Problem description
Where a line of the listing below includes the word "icon", reproduce that line.

##### Exercise input

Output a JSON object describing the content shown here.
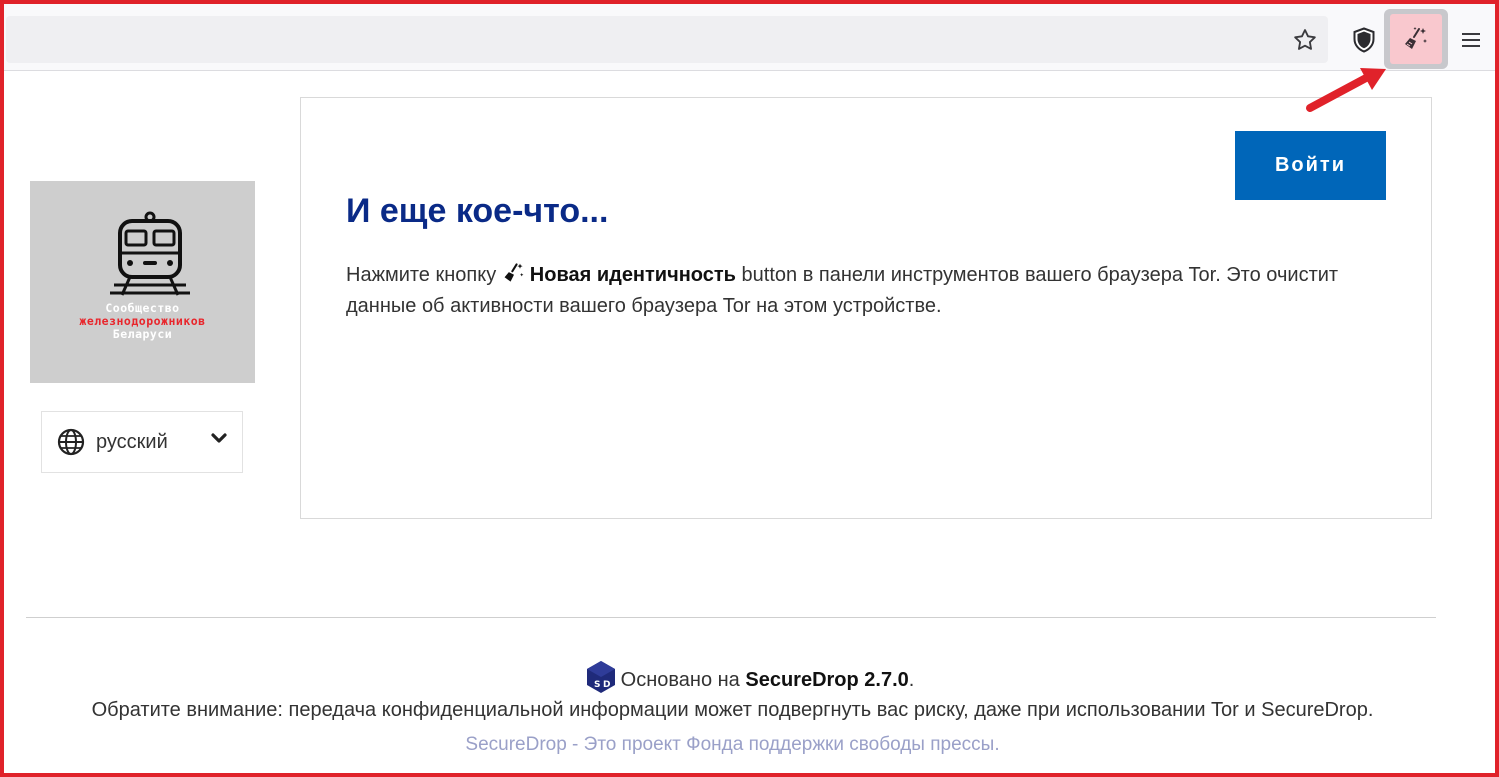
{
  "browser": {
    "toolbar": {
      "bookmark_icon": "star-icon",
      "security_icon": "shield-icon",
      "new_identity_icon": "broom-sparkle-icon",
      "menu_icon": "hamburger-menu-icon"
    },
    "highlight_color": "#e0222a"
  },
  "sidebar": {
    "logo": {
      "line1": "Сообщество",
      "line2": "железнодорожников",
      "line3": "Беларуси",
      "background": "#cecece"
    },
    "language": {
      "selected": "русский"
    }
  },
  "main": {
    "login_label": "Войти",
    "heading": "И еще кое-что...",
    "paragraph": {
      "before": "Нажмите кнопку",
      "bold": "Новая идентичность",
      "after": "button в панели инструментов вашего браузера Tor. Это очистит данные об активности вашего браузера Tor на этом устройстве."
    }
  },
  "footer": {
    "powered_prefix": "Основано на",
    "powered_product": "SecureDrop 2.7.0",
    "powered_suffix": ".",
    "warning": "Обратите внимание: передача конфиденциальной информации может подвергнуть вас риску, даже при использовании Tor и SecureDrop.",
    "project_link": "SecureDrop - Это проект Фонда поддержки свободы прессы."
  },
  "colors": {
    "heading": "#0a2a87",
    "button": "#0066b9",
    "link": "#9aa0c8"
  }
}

##########

Correct answer
      "bookmark_icon": "star-icon",
      "security_icon": "shield-icon",
      "new_identity_icon": "broom-sparkle-icon",
      "menu_icon": "hamburger-menu-icon"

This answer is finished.